§ **PROBLEM DETAILS**
Write the entries below out again exactly; any picture in them stays out.

★ ★ ★ ★ ★

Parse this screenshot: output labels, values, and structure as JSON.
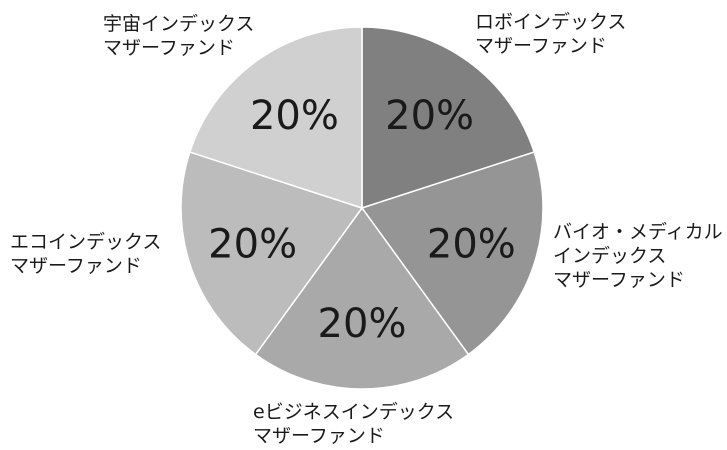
{
  "chart_data": {
    "type": "pie",
    "slices": [
      {
        "label_lines": [
          "ロボインデックス",
          "マザーファンド"
        ],
        "value": 20,
        "value_label": "20%",
        "color": "#808080"
      },
      {
        "label_lines": [
          "バイオ・メディカル",
          "インデックス",
          "マザーファンド"
        ],
        "value": 20,
        "value_label": "20%",
        "color": "#959595"
      },
      {
        "label_lines": [
          "eビジネスインデックス",
          "マザーファンド"
        ],
        "value": 20,
        "value_label": "20%",
        "color": "#a9a9a9"
      },
      {
        "label_lines": [
          "エコインデックス",
          "マザーファンド"
        ],
        "value": 20,
        "value_label": "20%",
        "color": "#bcbcbc"
      },
      {
        "label_lines": [
          "宇宙インデックス",
          "マザーファンド"
        ],
        "value": 20,
        "value_label": "20%",
        "color": "#d0d0d0"
      }
    ],
    "start_angle_deg": 0,
    "direction": "clockwise"
  }
}
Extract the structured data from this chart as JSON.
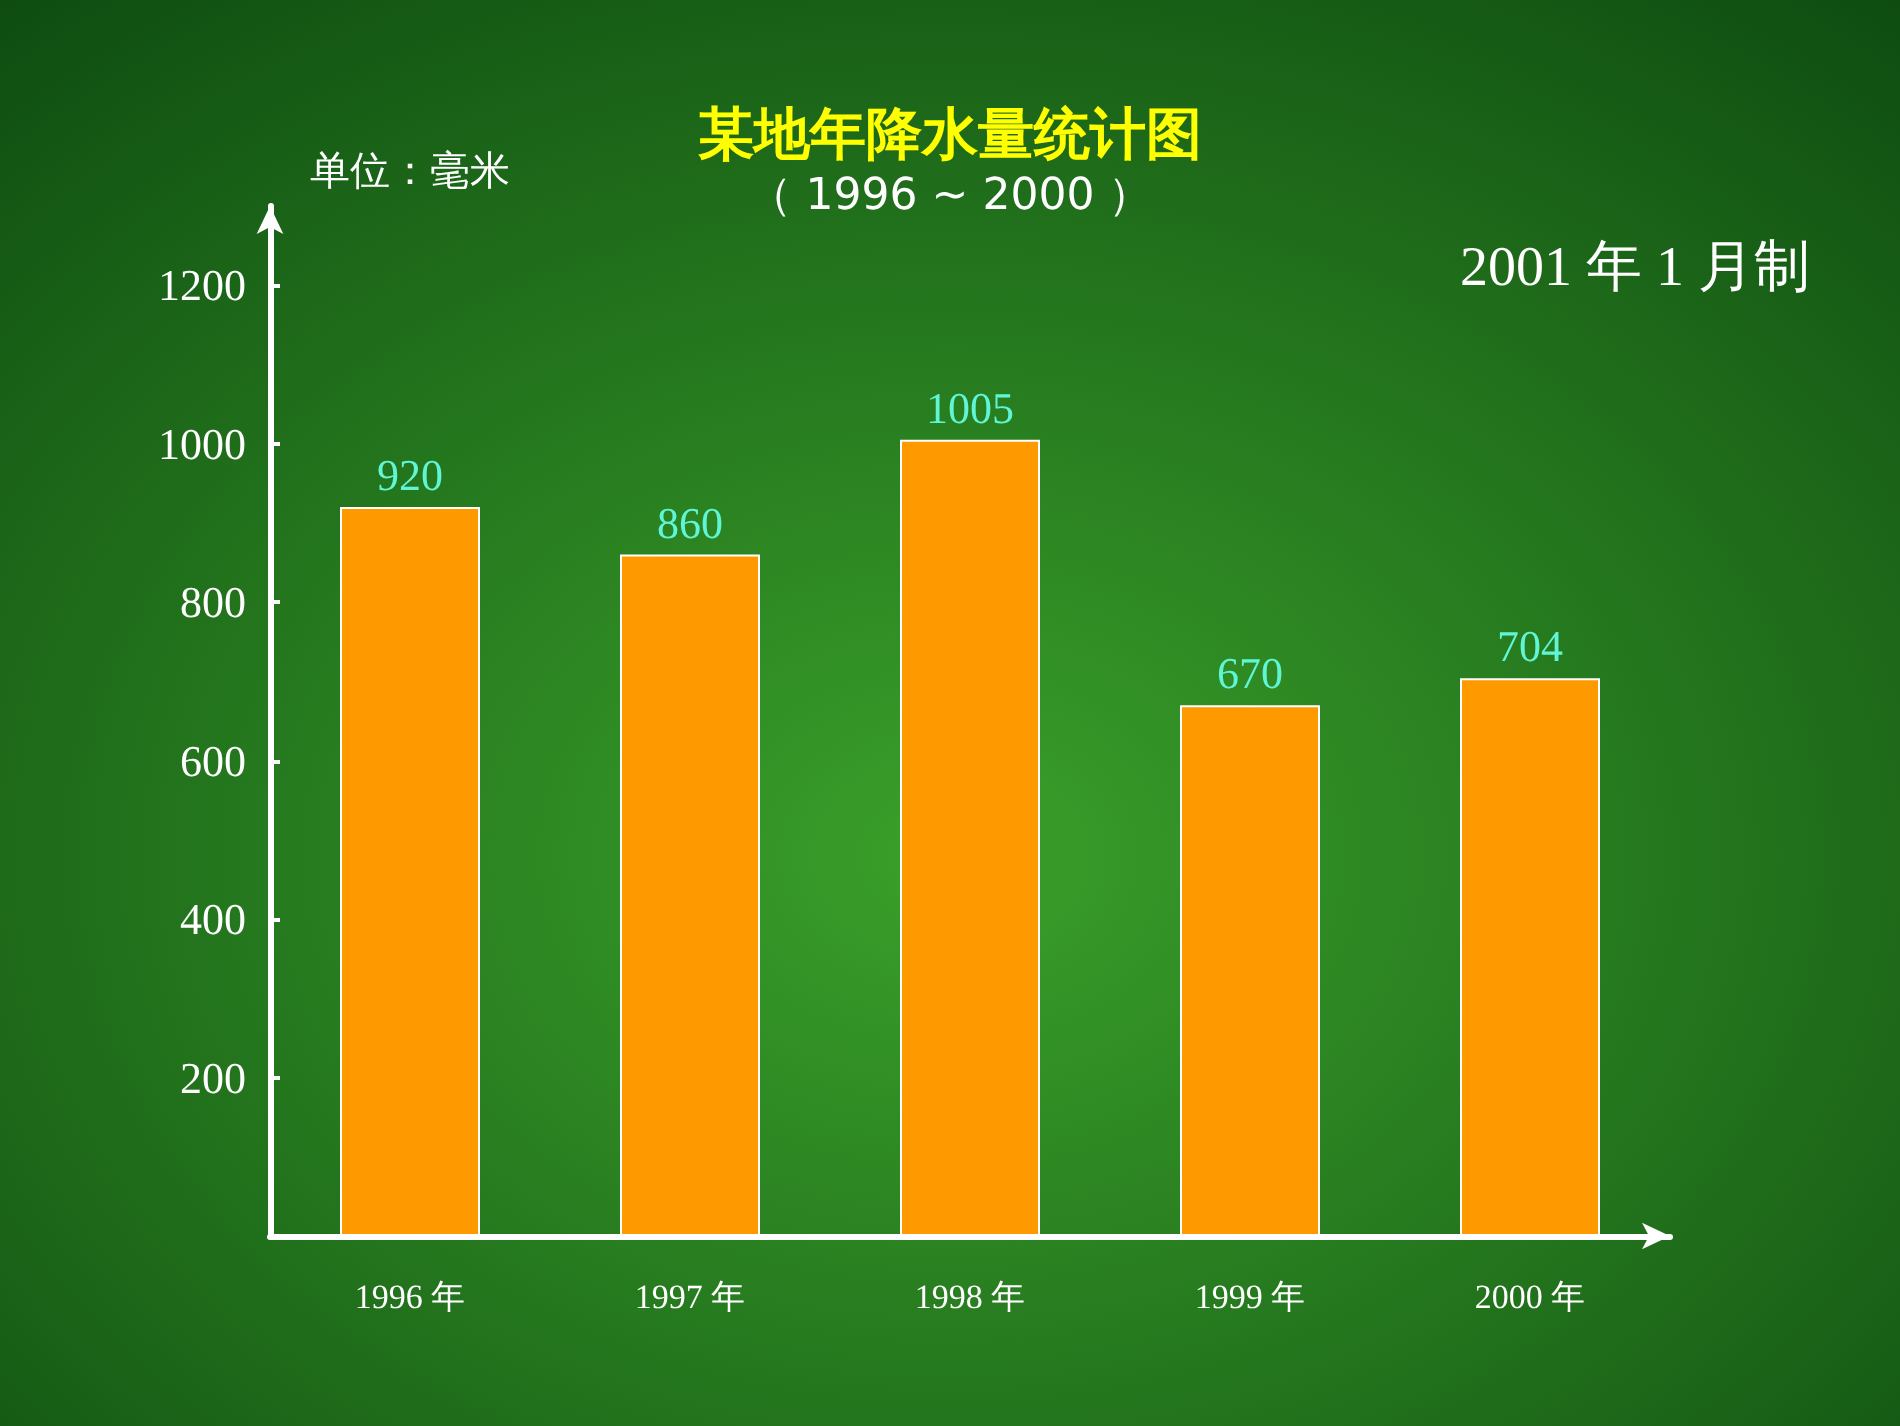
{
  "chart_data": {
    "type": "bar",
    "title": "某地年降水量统计图",
    "subtitle": "（ 1996 ~ 2000 ）",
    "ylabel": "单位：毫米",
    "annotations": [
      "2001 年 1 月制"
    ],
    "categories": [
      "1996 年",
      "1997 年",
      "1998 年",
      "1999 年",
      "2000 年"
    ],
    "values": [
      920,
      860,
      1005,
      670,
      704
    ],
    "color": "#ff9900",
    "ylim": [
      0,
      1300
    ],
    "yticks": [
      200,
      400,
      600,
      800,
      1000,
      1200
    ],
    "grid": false,
    "data_labels": true
  }
}
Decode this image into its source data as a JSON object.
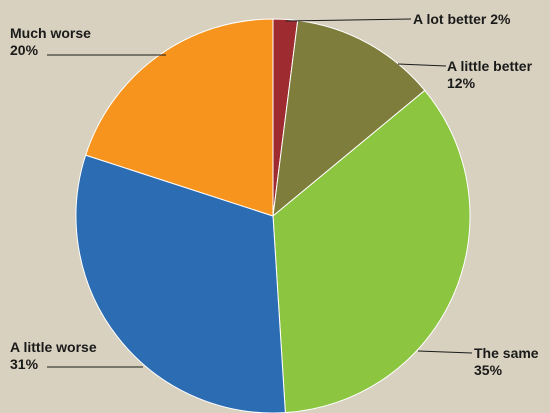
{
  "chart_data": {
    "type": "pie",
    "title": "",
    "slices": [
      {
        "label": "A lot better",
        "value": 2,
        "value_text": "2%",
        "color": "#9e2b30"
      },
      {
        "label": "A little better",
        "value": 12,
        "value_text": "12%",
        "color": "#7e7d3b"
      },
      {
        "label": "The same",
        "value": 35,
        "value_text": "35%",
        "color": "#8cc540"
      },
      {
        "label": "A little worse",
        "value": 31,
        "value_text": "31%",
        "color": "#2b6cb3"
      },
      {
        "label": "Much worse",
        "value": 20,
        "value_text": "20%",
        "color": "#f7941e"
      }
    ],
    "start": "12 o'clock",
    "direction": "clockwise",
    "legend": "none"
  },
  "colors": {
    "background": "#d8d1bf",
    "slice_border": "#ffffff",
    "text": "#1a1a1a"
  }
}
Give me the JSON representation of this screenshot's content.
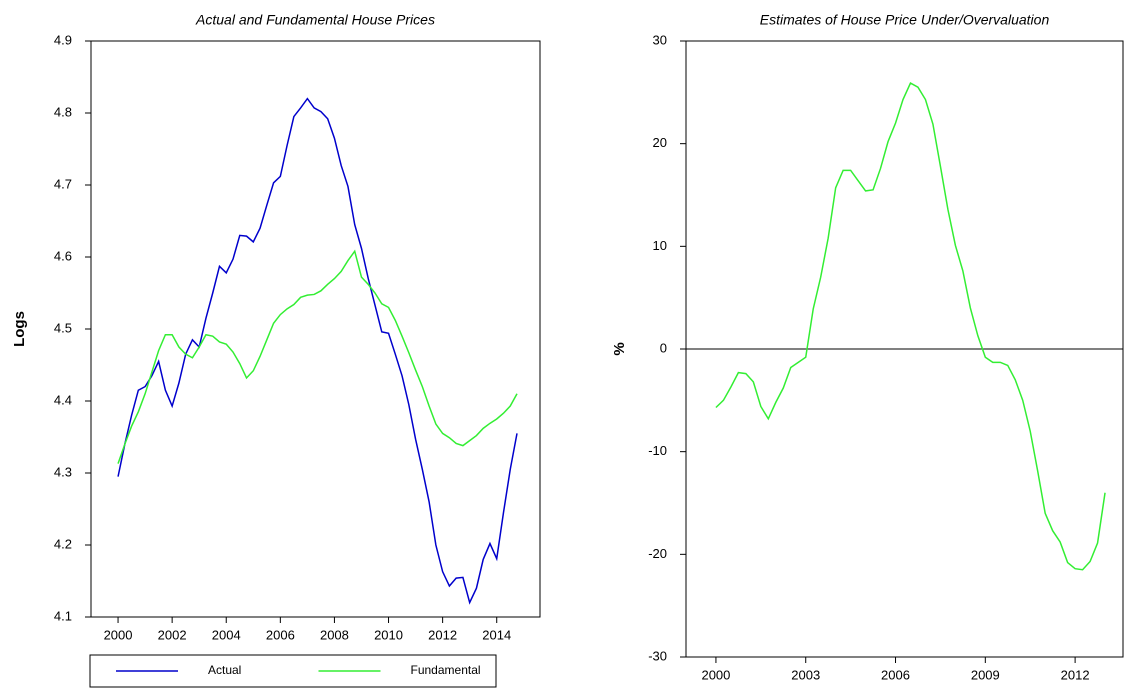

★ ★ ★ ★ ★

§ **OUTPUT BELOW**
Parse this screenshot: output labels, values, and structure as JSON.
{
  "chart_data": {
    "type": "pie",
    "slices": [
      {
        "label_lines": [
          "ロボインデックス",
          "マザーファンド"
        ],
        "value": 20,
        "value_label": "20%",
        "color": "#808080"
      },
      {
        "label_lines": [
          "バイオ・メディカル",
          "インデックス",
          "マザーファンド"
        ],
        "value": 20,
        "value_label": "20%",
        "color": "#959595"
      },
      {
        "label_lines": [
          "eビジネスインデックス",
          "マザーファンド"
        ],
        "value": 20,
        "value_label": "20%",
        "color": "#a9a9a9"
      },
      {
        "label_lines": [
          "エコインデックス",
          "マザーファンド"
        ],
        "value": 20,
        "value_label": "20%",
        "color": "#bcbcbc"
      },
      {
        "label_lines": [
          "宇宙インデックス",
          "マザーファンド"
        ],
        "value": 20,
        "value_label": "20%",
        "color": "#d0d0d0"
      }
    ],
    "start_angle_deg": 0,
    "direction": "clockwise"
  }
}
Extract the structured data from this chart as JSON.
{
  "chart_data": {
    "type": "bar",
    "title": "某地年降水量统计图",
    "subtitle": "（ 1996 ~ 2000 ）",
    "ylabel": "单位：毫米",
    "annotations": [
      "2001 年 1 月制"
    ],
    "categories": [
      "1996 年",
      "1997 年",
      "1998 年",
      "1999 年",
      "2000 年"
    ],
    "values": [
      920,
      860,
      1005,
      670,
      704
    ],
    "color": "#ff9900",
    "ylim": [
      0,
      1300
    ],
    "yticks": [
      200,
      400,
      600,
      800,
      1000,
      1200
    ],
    "grid": false,
    "data_labels": true
  }
}
Decode this image into its source data as a JSON object.
{
  "chart_data": {
    "type": "pie",
    "title": "",
    "slices": [
      {
        "label": "A lot better",
        "value": 2,
        "value_text": "2%",
        "color": "#9e2b30"
      },
      {
        "label": "A little better",
        "value": 12,
        "value_text": "12%",
        "color": "#7e7d3b"
      },
      {
        "label": "The same",
        "value": 35,
        "value_text": "35%",
        "color": "#8cc540"
      },
      {
        "label": "A little worse",
        "value": 31,
        "value_text": "31%",
        "color": "#2b6cb3"
      },
      {
        "label": "Much worse",
        "value": 20,
        "value_text": "20%",
        "color": "#f7941e"
      }
    ],
    "start": "12 o'clock",
    "direction": "clockwise",
    "legend": "none"
  },
  "colors": {
    "background": "#d8d1bf",
    "slice_border": "#ffffff",
    "text": "#1a1a1a"
  }
}
Give me the JSON representation of this screenshot's content.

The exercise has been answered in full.